**Task requirements:**
Set the listing down again exactly, please, apart from its pictures.

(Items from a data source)
——
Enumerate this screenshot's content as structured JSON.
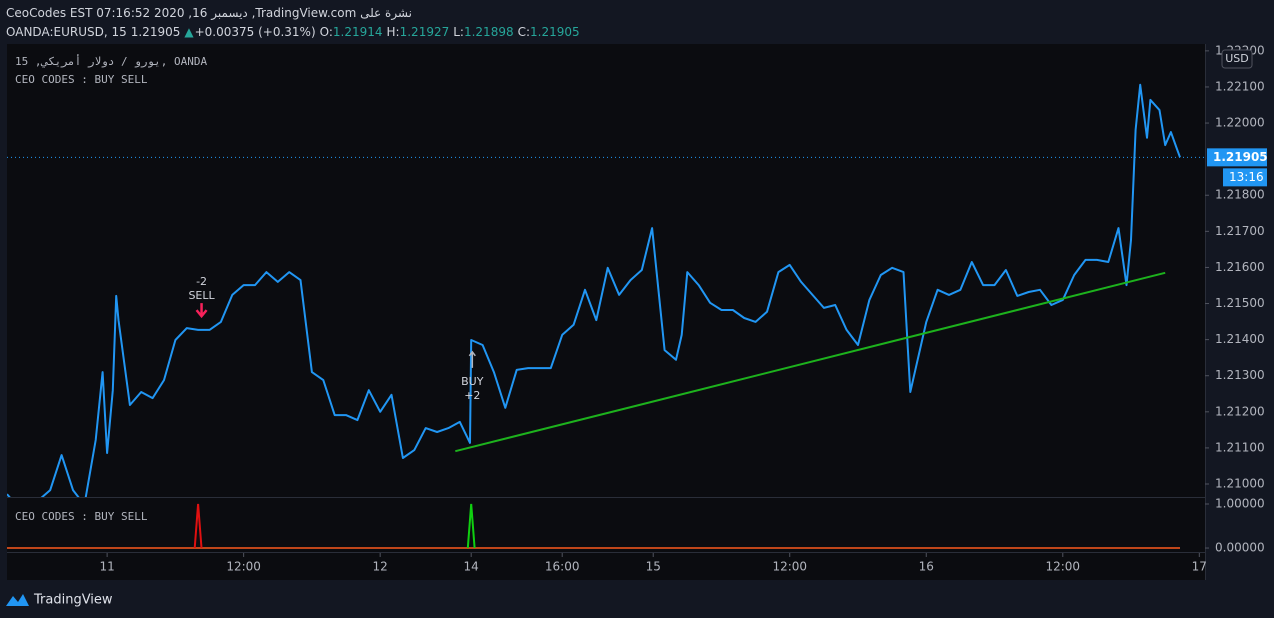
{
  "header": {
    "line1": "CeoCodes EST 07:16:52 2020 ,16 ديسمبر ,TradingView.com نشرة على",
    "symbol": "OANDA:EURUSD, 15",
    "last": "1.21905",
    "arrow": "▲",
    "change": "+0.00375 (+0.31%)",
    "o_label": "O:",
    "o": "1.21914",
    "h_label": "H:",
    "h": "1.21927",
    "l_label": "L:",
    "l": "1.21898",
    "c_label": "C:",
    "c": "1.21905"
  },
  "chart_data": [
    {
      "type": "line",
      "title": "يورو / دولار أمريكي, 15, OANDA",
      "subtitle": "CEO CODES : BUY SELL",
      "color": "#2196f3",
      "x": [
        -8.8,
        -8,
        -7,
        -6,
        -5,
        -4,
        -3,
        -2,
        -1,
        -0.4,
        0,
        0.5,
        0.8,
        1,
        2,
        3,
        4,
        5,
        6,
        7,
        8,
        9,
        10,
        11,
        12,
        13,
        14,
        15,
        16,
        17,
        18,
        19,
        20,
        21,
        22,
        23,
        24,
        25,
        26,
        27,
        28,
        29,
        30,
        31,
        31.9,
        32,
        33,
        34,
        35,
        36,
        37,
        38,
        39,
        40,
        41,
        42,
        43,
        44,
        45,
        46,
        47,
        47.9,
        49,
        50,
        50.5,
        51,
        52,
        53,
        54,
        55,
        56,
        57,
        58,
        59,
        60,
        61,
        62,
        63,
        64,
        65,
        66,
        67,
        68,
        69,
        70,
        70.6,
        72,
        73,
        74,
        75,
        76,
        77,
        78,
        79,
        80,
        81,
        82,
        83,
        84,
        85,
        86,
        87,
        88,
        88.9,
        89.6,
        90,
        90.4,
        90.8,
        91.4,
        91.7,
        92.5,
        93,
        93.5,
        94,
        94.3
      ],
      "values": [
        1.20972,
        1.20942,
        1.20928,
        1.20956,
        1.20983,
        1.2108,
        1.20983,
        1.20942,
        1.21122,
        1.2131,
        1.21086,
        1.2126,
        1.21521,
        1.21454,
        1.21219,
        1.21255,
        1.21238,
        1.21288,
        1.21399,
        1.21432,
        1.21427,
        1.21427,
        1.21449,
        1.21524,
        1.21551,
        1.21551,
        1.21587,
        1.2156,
        1.21587,
        1.21565,
        1.2131,
        1.21288,
        1.21191,
        1.21191,
        1.21177,
        1.2126,
        1.212,
        1.21247,
        1.21072,
        1.21094,
        1.21155,
        1.21144,
        1.21155,
        1.21172,
        1.21114,
        1.21399,
        1.21385,
        1.2131,
        1.21211,
        1.21316,
        1.21321,
        1.21321,
        1.21321,
        1.21413,
        1.21441,
        1.21538,
        1.21454,
        1.21599,
        1.21524,
        1.21565,
        1.21593,
        1.21709,
        1.21371,
        1.21344,
        1.21413,
        1.21587,
        1.21551,
        1.21502,
        1.21482,
        1.21482,
        1.2146,
        1.21449,
        1.21477,
        1.21587,
        1.21607,
        1.2156,
        1.21524,
        1.21488,
        1.21496,
        1.21427,
        1.21385,
        1.2151,
        1.21579,
        1.21599,
        1.21587,
        1.21255,
        1.21449,
        1.21538,
        1.21524,
        1.21538,
        1.21615,
        1.21551,
        1.21551,
        1.21593,
        1.21521,
        1.21532,
        1.21538,
        1.21496,
        1.2151,
        1.21579,
        1.21621,
        1.21621,
        1.21615,
        1.21709,
        1.21551,
        1.21676,
        1.21981,
        1.22106,
        1.21959,
        1.22064,
        1.22036,
        1.21939,
        1.21975,
        1.21931,
        1.21905
      ],
      "trendline": {
        "x": [
          30.6,
          93.0
        ],
        "values": [
          1.21091,
          1.21585
        ],
        "color": "#1db21d"
      },
      "annotations": [
        {
          "x": 8.3,
          "value": 1.21454,
          "label": "SELL",
          "amount": "-2",
          "color": "#f7215a",
          "direction": "down"
        },
        {
          "x": 32.1,
          "value": 1.21344,
          "label": "BUY",
          "amount": "+2",
          "color": "#b2b5be",
          "direction": "up"
        }
      ],
      "last_value": 1.21905,
      "last_value_time": "13:16",
      "currency": "USD",
      "xlim": [
        -8.8,
        96.5
      ],
      "xticks": [
        {
          "value": 0,
          "label": "11"
        },
        {
          "value": 12,
          "label": "12:00"
        },
        {
          "value": 24,
          "label": "12"
        },
        {
          "value": 32,
          "label": "14"
        },
        {
          "value": 40,
          "label": "16:00"
        },
        {
          "value": 48,
          "label": "15"
        },
        {
          "value": 60,
          "label": "12:00"
        },
        {
          "value": 72,
          "label": "16"
        },
        {
          "value": 84,
          "label": "12:00"
        },
        {
          "value": 96,
          "label": "17"
        }
      ],
      "ylim": [
        1.20964,
        1.22219
      ],
      "yticks": [
        {
          "value": 1.21,
          "label": "1.21000"
        },
        {
          "value": 1.211,
          "label": "1.21100"
        },
        {
          "value": 1.212,
          "label": "1.21200"
        },
        {
          "value": 1.213,
          "label": "1.21300"
        },
        {
          "value": 1.214,
          "label": "1.21400"
        },
        {
          "value": 1.215,
          "label": "1.21500"
        },
        {
          "value": 1.216,
          "label": "1.21600"
        },
        {
          "value": 1.217,
          "label": "1.21700"
        },
        {
          "value": 1.218,
          "label": "1.21800"
        },
        {
          "value": 1.22,
          "label": "1.22000"
        },
        {
          "value": 1.221,
          "label": "1.22100"
        },
        {
          "value": 1.222,
          "label": "1.22200"
        }
      ]
    },
    {
      "type": "line",
      "title": "CEO CODES : BUY SELL",
      "series": [
        {
          "color": "#c0461a",
          "x": [
            -8.8,
            94.3
          ],
          "values": [
            0,
            0
          ]
        },
        {
          "color": "#e01010",
          "x": [
            7.7,
            8.0,
            8.3
          ],
          "values": [
            0,
            1,
            0
          ]
        },
        {
          "color": "#10d010",
          "x": [
            31.7,
            32.0,
            32.3
          ],
          "values": [
            0,
            1,
            0
          ]
        }
      ],
      "ylim": [
        -0.09,
        1.136
      ],
      "yticks": [
        {
          "value": 0,
          "label": "0.00000"
        },
        {
          "value": 1,
          "label": "1.00000"
        }
      ]
    }
  ],
  "footer": {
    "brand": "TradingView"
  }
}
——
**Response to this task:**
Enumerate this screenshot's content as structured JSON.
{
  "header": {
    "line1": "CeoCodes EST 07:16:52 2020 ,16 ديسمبر ,TradingView.com نشرة على",
    "symbol": "OANDA:EURUSD, 15",
    "last": "1.21905",
    "arrow": "▲",
    "change": "+0.00375 (+0.31%)",
    "o_label": "O:",
    "o": "1.21914",
    "h_label": "H:",
    "h": "1.21927",
    "l_label": "L:",
    "l": "1.21898",
    "c_label": "C:",
    "c": "1.21905"
  },
  "chart_data": [
    {
      "type": "line",
      "title": "يورو / دولار أمريكي, 15, OANDA",
      "subtitle": "CEO CODES : BUY SELL",
      "color": "#2196f3",
      "x": [
        -8.8,
        -8,
        -7,
        -6,
        -5,
        -4,
        -3,
        -2,
        -1,
        -0.4,
        0,
        0.5,
        0.8,
        1,
        2,
        3,
        4,
        5,
        6,
        7,
        8,
        9,
        10,
        11,
        12,
        13,
        14,
        15,
        16,
        17,
        18,
        19,
        20,
        21,
        22,
        23,
        24,
        25,
        26,
        27,
        28,
        29,
        30,
        31,
        31.9,
        32,
        33,
        34,
        35,
        36,
        37,
        38,
        39,
        40,
        41,
        42,
        43,
        44,
        45,
        46,
        47,
        47.9,
        49,
        50,
        50.5,
        51,
        52,
        53,
        54,
        55,
        56,
        57,
        58,
        59,
        60,
        61,
        62,
        63,
        64,
        65,
        66,
        67,
        68,
        69,
        70,
        70.6,
        72,
        73,
        74,
        75,
        76,
        77,
        78,
        79,
        80,
        81,
        82,
        83,
        84,
        85,
        86,
        87,
        88,
        88.9,
        89.6,
        90,
        90.4,
        90.8,
        91.4,
        91.7,
        92.5,
        93,
        93.5,
        94,
        94.3
      ],
      "values": [
        1.20972,
        1.20942,
        1.20928,
        1.20956,
        1.20983,
        1.2108,
        1.20983,
        1.20942,
        1.21122,
        1.2131,
        1.21086,
        1.2126,
        1.21521,
        1.21454,
        1.21219,
        1.21255,
        1.21238,
        1.21288,
        1.21399,
        1.21432,
        1.21427,
        1.21427,
        1.21449,
        1.21524,
        1.21551,
        1.21551,
        1.21587,
        1.2156,
        1.21587,
        1.21565,
        1.2131,
        1.21288,
        1.21191,
        1.21191,
        1.21177,
        1.2126,
        1.212,
        1.21247,
        1.21072,
        1.21094,
        1.21155,
        1.21144,
        1.21155,
        1.21172,
        1.21114,
        1.21399,
        1.21385,
        1.2131,
        1.21211,
        1.21316,
        1.21321,
        1.21321,
        1.21321,
        1.21413,
        1.21441,
        1.21538,
        1.21454,
        1.21599,
        1.21524,
        1.21565,
        1.21593,
        1.21709,
        1.21371,
        1.21344,
        1.21413,
        1.21587,
        1.21551,
        1.21502,
        1.21482,
        1.21482,
        1.2146,
        1.21449,
        1.21477,
        1.21587,
        1.21607,
        1.2156,
        1.21524,
        1.21488,
        1.21496,
        1.21427,
        1.21385,
        1.2151,
        1.21579,
        1.21599,
        1.21587,
        1.21255,
        1.21449,
        1.21538,
        1.21524,
        1.21538,
        1.21615,
        1.21551,
        1.21551,
        1.21593,
        1.21521,
        1.21532,
        1.21538,
        1.21496,
        1.2151,
        1.21579,
        1.21621,
        1.21621,
        1.21615,
        1.21709,
        1.21551,
        1.21676,
        1.21981,
        1.22106,
        1.21959,
        1.22064,
        1.22036,
        1.21939,
        1.21975,
        1.21931,
        1.21905
      ],
      "trendline": {
        "x": [
          30.6,
          93.0
        ],
        "values": [
          1.21091,
          1.21585
        ],
        "color": "#1db21d"
      },
      "annotations": [
        {
          "x": 8.3,
          "value": 1.21454,
          "label": "SELL",
          "amount": "-2",
          "color": "#f7215a",
          "direction": "down"
        },
        {
          "x": 32.1,
          "value": 1.21344,
          "label": "BUY",
          "amount": "+2",
          "color": "#b2b5be",
          "direction": "up"
        }
      ],
      "last_value": 1.21905,
      "last_value_time": "13:16",
      "currency": "USD",
      "xlim": [
        -8.8,
        96.5
      ],
      "xticks": [
        {
          "value": 0,
          "label": "11"
        },
        {
          "value": 12,
          "label": "12:00"
        },
        {
          "value": 24,
          "label": "12"
        },
        {
          "value": 32,
          "label": "14"
        },
        {
          "value": 40,
          "label": "16:00"
        },
        {
          "value": 48,
          "label": "15"
        },
        {
          "value": 60,
          "label": "12:00"
        },
        {
          "value": 72,
          "label": "16"
        },
        {
          "value": 84,
          "label": "12:00"
        },
        {
          "value": 96,
          "label": "17"
        }
      ],
      "ylim": [
        1.20964,
        1.22219
      ],
      "yticks": [
        {
          "value": 1.21,
          "label": "1.21000"
        },
        {
          "value": 1.211,
          "label": "1.21100"
        },
        {
          "value": 1.212,
          "label": "1.21200"
        },
        {
          "value": 1.213,
          "label": "1.21300"
        },
        {
          "value": 1.214,
          "label": "1.21400"
        },
        {
          "value": 1.215,
          "label": "1.21500"
        },
        {
          "value": 1.216,
          "label": "1.21600"
        },
        {
          "value": 1.217,
          "label": "1.21700"
        },
        {
          "value": 1.218,
          "label": "1.21800"
        },
        {
          "value": 1.22,
          "label": "1.22000"
        },
        {
          "value": 1.221,
          "label": "1.22100"
        },
        {
          "value": 1.222,
          "label": "1.22200"
        }
      ]
    },
    {
      "type": "line",
      "title": "CEO CODES : BUY SELL",
      "series": [
        {
          "color": "#c0461a",
          "x": [
            -8.8,
            94.3
          ],
          "values": [
            0,
            0
          ]
        },
        {
          "color": "#e01010",
          "x": [
            7.7,
            8.0,
            8.3
          ],
          "values": [
            0,
            1,
            0
          ]
        },
        {
          "color": "#10d010",
          "x": [
            31.7,
            32.0,
            32.3
          ],
          "values": [
            0,
            1,
            0
          ]
        }
      ],
      "ylim": [
        -0.09,
        1.136
      ],
      "yticks": [
        {
          "value": 0,
          "label": "0.00000"
        },
        {
          "value": 1,
          "label": "1.00000"
        }
      ]
    }
  ],
  "footer": {
    "brand": "TradingView"
  }
}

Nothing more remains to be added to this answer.